» **OBJECTIVE**:
Copy every record below, exactly as written.

» **RAW DATA**:
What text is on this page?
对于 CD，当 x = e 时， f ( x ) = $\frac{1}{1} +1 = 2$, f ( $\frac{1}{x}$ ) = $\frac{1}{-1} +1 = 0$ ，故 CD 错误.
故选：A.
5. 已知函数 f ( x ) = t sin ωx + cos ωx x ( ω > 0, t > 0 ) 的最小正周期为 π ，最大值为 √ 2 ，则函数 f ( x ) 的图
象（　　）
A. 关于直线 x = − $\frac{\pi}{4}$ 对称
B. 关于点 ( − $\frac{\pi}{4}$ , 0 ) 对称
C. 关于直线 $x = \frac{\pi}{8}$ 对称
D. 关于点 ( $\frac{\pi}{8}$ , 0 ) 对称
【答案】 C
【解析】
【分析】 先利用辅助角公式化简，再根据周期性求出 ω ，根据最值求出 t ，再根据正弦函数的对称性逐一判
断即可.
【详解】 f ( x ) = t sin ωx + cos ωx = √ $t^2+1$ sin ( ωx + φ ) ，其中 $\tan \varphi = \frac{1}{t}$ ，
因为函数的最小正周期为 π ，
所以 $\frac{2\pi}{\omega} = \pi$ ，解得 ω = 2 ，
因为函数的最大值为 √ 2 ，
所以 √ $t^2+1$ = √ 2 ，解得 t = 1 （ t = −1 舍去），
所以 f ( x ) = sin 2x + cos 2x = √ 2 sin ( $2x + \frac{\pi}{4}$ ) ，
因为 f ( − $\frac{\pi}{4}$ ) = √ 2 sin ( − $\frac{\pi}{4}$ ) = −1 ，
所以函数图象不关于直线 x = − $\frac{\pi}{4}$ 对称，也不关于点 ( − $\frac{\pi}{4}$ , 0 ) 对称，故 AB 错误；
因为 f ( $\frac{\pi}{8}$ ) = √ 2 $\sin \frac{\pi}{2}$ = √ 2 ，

» **EXPECTED ANSWER**:
What text is on this page?
对于 CD，当 x = e 时， f ( x ) = $\frac{1}{1} +1 = 2$, f ( $\frac{1}{x}$ ) = $\frac{1}{-1} +1 = 0$ ，故 CD 错误.
故选：A.
5. 已知函数 f ( x ) = t sin ωx + cos ωx x ( ω > 0, t > 0 ) 的最小正周期为 π ，最大值为 √ 2 ，则函数 f ( x ) 的图
象（　　）
A. 关于直线 x = − $\frac{\pi}{4}$ 对称
B. 关于点 ( − $\frac{\pi}{4}$ , 0 ) 对称
C. 关于直线 $x = \frac{\pi}{8}$ 对称
D. 关于点 ( $\frac{\pi}{8}$ , 0 ) 对称
【答案】 C
【解析】
【分析】 先利用辅助角公式化简，再根据周期性求出 ω ，根据最值求出 t ，再根据正弦函数的对称性逐一判
断即可.
【详解】 f ( x ) = t sin ωx + cos ωx = √ $t^2+1$ sin ( ωx + φ ) ，其中 $\tan \varphi = \frac{1}{t}$ ，
因为函数的最小正周期为 π ，
所以 $\frac{2\pi}{\omega} = \pi$ ，解得 ω = 2 ，
因为函数的最大值为 √ 2 ，
所以 √ $t^2+1$ = √ 2 ，解得 t = 1 （ t = −1 舍去），
所以 f ( x ) = sin 2x + cos 2x = √ 2 sin ( $2x + \frac{\pi}{4}$ ) ，
因为 f ( − $\frac{\pi}{4}$ ) = √ 2 sin ( − $\frac{\pi}{4}$ ) = −1 ，
所以函数图象不关于直线 x = − $\frac{\pi}{4}$ 对称，也不关于点 ( − $\frac{\pi}{4}$ , 0 ) 对称，故 AB 错误；
因为 f ( $\frac{\pi}{8}$ ) = √ 2 $\sin \frac{\pi}{2}$ = √ 2 ，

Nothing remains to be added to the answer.